### Goal of the exercise
Extract the lines that carry the string "check" from the listing.
### Dataset entries
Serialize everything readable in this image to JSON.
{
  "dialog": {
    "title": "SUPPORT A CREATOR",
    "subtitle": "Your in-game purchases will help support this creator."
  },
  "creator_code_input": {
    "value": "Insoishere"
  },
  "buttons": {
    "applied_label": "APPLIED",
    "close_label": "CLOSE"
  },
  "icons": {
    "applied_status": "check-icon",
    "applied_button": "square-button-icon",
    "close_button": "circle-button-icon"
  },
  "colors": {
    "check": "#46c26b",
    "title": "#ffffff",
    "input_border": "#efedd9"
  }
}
######
### Output for this task
    "applied_status": "check-icon",
    "check": "#46c26b",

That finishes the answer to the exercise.